**Task directions**
Return every record below exactly as written, but leave out the pictures.

**Listed entries**
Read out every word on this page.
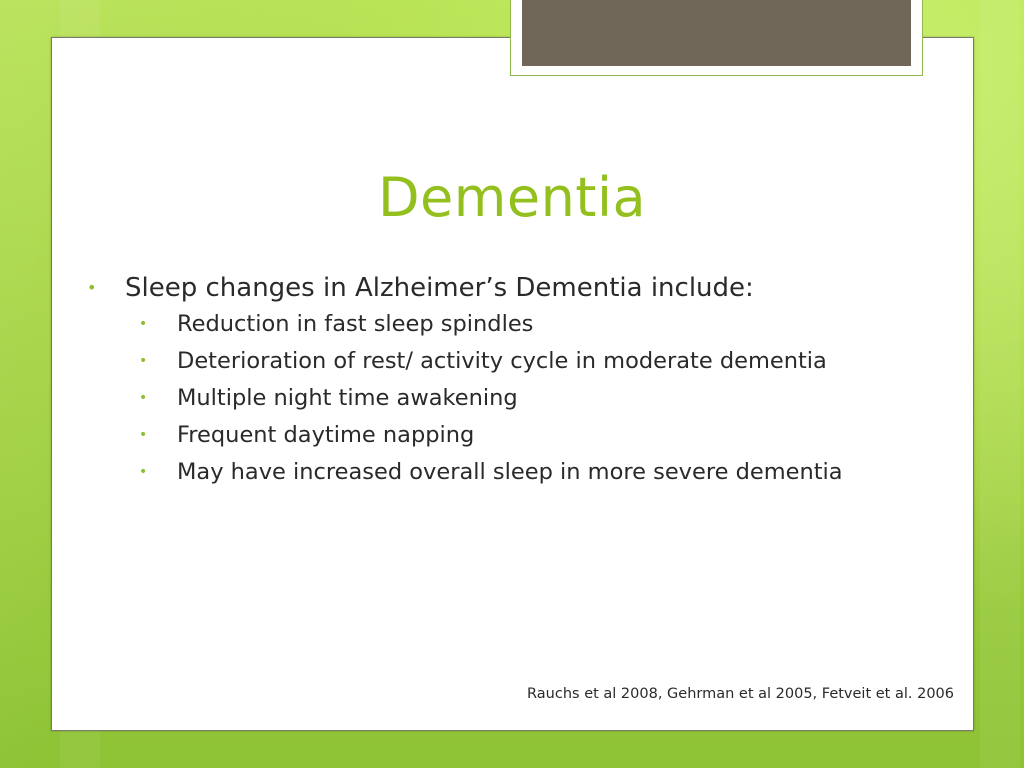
Dementia
• Sleep changes in Alzheimer’s Dementia include:
• Reduction in fast sleep spindles
• Deterioration of rest/ activity cycle in moderate dementia
• Multiple night time awakening
• Frequent daytime napping
• May have increased overall sleep in more severe dementia
Rauchs et al 2008, Gehrman et al 2005, Fetveit et al. 2006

**Output for this task**
Read out every word on this page.
Dementia
• Sleep changes in Alzheimer’s Dementia include:
• Reduction in fast sleep spindles
• Deterioration of rest/ activity cycle in moderate dementia
• Multiple night time awakening
• Frequent daytime napping
• May have increased overall sleep in more severe dementia
Rauchs et al 2008, Gehrman et al 2005, Fetveit et al. 2006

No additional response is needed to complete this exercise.